> [WHAT IS BEING ASKED]
Copy each line below in which the word "VINCENT" occurs.

> [RAW DATA]

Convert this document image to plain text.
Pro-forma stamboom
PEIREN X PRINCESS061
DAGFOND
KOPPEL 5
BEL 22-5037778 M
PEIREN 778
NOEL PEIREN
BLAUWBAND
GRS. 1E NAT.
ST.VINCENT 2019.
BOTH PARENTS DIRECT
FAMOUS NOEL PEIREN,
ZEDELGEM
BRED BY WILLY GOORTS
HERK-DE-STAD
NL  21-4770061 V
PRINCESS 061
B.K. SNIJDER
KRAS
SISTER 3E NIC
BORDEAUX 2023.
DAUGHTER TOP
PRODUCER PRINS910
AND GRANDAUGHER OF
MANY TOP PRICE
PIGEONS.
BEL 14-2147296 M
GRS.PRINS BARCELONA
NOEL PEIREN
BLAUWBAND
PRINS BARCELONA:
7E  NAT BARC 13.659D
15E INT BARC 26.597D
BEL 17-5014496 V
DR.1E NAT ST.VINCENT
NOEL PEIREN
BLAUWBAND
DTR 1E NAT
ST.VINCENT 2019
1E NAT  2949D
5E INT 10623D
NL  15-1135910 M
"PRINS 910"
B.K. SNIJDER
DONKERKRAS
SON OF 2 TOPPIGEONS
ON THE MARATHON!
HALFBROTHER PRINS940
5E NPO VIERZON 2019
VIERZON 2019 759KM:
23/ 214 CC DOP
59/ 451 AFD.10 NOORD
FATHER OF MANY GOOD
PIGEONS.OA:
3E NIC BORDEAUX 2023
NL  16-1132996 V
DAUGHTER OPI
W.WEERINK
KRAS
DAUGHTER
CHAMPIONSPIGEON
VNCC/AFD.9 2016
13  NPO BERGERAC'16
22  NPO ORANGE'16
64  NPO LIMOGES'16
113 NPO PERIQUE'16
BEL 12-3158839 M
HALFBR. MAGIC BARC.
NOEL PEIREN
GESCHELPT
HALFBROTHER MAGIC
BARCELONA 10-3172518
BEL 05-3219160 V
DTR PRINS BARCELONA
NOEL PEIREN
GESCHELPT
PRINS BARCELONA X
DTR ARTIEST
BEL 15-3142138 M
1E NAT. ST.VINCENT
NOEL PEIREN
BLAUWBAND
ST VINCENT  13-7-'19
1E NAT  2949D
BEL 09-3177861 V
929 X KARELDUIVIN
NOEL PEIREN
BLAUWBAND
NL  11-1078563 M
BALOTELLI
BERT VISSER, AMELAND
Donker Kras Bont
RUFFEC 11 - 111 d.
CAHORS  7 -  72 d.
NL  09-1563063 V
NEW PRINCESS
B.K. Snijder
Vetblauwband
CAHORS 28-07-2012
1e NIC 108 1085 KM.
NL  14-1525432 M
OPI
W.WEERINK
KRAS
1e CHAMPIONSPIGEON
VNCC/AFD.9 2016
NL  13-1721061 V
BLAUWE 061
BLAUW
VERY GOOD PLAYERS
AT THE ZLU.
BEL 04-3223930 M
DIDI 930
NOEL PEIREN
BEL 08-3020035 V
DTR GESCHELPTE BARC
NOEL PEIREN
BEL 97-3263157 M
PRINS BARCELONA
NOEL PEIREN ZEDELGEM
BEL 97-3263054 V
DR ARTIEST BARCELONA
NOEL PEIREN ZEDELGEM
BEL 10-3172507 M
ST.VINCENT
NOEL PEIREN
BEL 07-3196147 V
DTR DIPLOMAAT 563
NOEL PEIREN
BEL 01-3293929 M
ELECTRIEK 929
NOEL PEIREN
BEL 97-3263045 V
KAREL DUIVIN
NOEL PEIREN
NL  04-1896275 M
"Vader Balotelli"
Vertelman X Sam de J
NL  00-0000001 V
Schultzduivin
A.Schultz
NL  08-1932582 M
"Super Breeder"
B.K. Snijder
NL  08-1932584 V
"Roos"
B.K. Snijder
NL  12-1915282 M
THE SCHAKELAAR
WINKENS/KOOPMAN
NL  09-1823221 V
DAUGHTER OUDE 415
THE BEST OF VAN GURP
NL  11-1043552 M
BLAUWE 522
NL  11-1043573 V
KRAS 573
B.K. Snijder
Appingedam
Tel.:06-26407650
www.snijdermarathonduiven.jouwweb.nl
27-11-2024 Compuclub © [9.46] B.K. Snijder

> [FULL OUTPUT]
ST.VINCENT 2019.
DR.1E NAT ST.VINCENT
ST.VINCENT 2019
1E NAT. ST.VINCENT
ST VINCENT  13-7-'19
ST.VINCENT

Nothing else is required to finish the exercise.